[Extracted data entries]
┌──
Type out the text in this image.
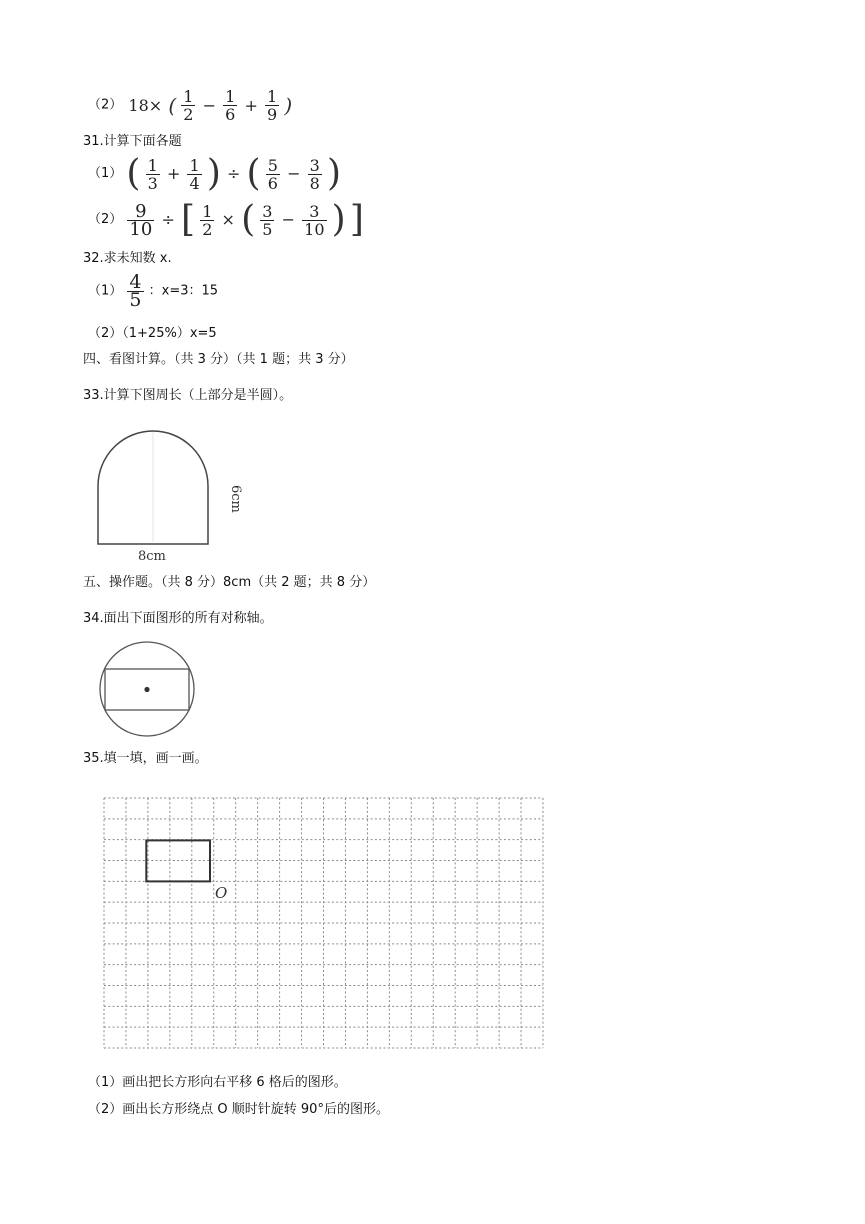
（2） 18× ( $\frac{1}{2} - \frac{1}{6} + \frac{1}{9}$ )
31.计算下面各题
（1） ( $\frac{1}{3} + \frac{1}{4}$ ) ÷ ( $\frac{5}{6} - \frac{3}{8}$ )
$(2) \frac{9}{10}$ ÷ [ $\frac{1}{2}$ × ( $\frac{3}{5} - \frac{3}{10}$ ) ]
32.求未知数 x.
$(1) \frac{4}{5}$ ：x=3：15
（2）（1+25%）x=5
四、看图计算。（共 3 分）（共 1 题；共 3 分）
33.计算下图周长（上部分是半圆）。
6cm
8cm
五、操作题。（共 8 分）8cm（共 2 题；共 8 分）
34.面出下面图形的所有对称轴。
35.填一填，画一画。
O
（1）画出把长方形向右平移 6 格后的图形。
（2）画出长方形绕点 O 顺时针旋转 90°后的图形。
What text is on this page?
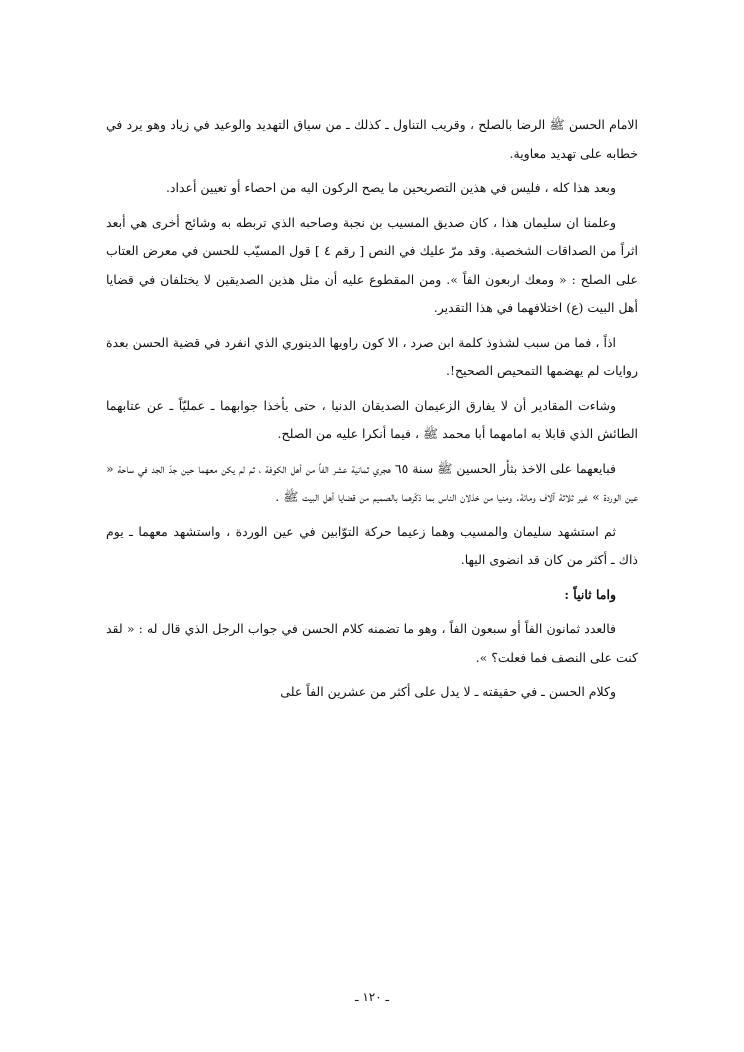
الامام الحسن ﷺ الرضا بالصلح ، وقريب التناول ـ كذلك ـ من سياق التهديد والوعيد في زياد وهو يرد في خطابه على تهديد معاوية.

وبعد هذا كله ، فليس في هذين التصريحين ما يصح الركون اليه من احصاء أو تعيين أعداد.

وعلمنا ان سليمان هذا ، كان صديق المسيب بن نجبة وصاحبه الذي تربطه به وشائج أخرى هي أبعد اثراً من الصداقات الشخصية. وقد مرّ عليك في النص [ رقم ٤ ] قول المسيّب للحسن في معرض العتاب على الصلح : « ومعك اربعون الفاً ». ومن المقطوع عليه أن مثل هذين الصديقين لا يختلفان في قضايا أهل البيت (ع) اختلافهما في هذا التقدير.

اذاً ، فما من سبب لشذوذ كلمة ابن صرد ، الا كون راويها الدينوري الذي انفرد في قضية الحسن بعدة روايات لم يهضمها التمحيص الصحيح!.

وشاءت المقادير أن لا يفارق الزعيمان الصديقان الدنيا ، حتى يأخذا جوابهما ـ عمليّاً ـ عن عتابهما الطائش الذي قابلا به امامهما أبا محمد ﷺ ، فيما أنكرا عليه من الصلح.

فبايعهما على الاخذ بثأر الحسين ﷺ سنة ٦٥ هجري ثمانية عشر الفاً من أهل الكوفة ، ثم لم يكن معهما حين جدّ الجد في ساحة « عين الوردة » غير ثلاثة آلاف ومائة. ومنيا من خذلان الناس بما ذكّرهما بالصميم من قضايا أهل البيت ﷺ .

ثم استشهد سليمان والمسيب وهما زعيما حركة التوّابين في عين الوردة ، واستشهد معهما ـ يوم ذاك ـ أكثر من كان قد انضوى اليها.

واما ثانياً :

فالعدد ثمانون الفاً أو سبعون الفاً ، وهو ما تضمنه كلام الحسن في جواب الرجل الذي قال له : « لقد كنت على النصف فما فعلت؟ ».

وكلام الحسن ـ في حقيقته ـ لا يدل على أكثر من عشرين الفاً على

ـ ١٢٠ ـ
└──
__PROBLEM TO WORK ON__
Select every line where the word "عليه" occurs.

__ANSWER FOR THE TASK__
وعلمنا ان سليمان هذا ، كان صديق المسيب بن نجبة وصاحبه الذي تربطه به وشائج أخرى هي أبعد اثراً من الصداقات الشخصية. وقد مرّ عليك في النص [ رقم ٤ ] قول المسيّب للحسن في معرض العتاب على الصلح : « ومعك اربعون الفاً ». ومن المقطوع عليه أن مثل هذين الصديقين لا يختلفان في قضايا أهل البيت (ع) اختلافهما في هذا التقدير.
وشاءت المقادير أن لا يفارق الزعيمان الصديقان الدنيا ، حتى يأخذا جوابهما ـ عمليّاً ـ عن عتابهما الطائش الذي قابلا به امامهما أبا محمد ﷺ ، فيما أنكرا عليه من الصلح.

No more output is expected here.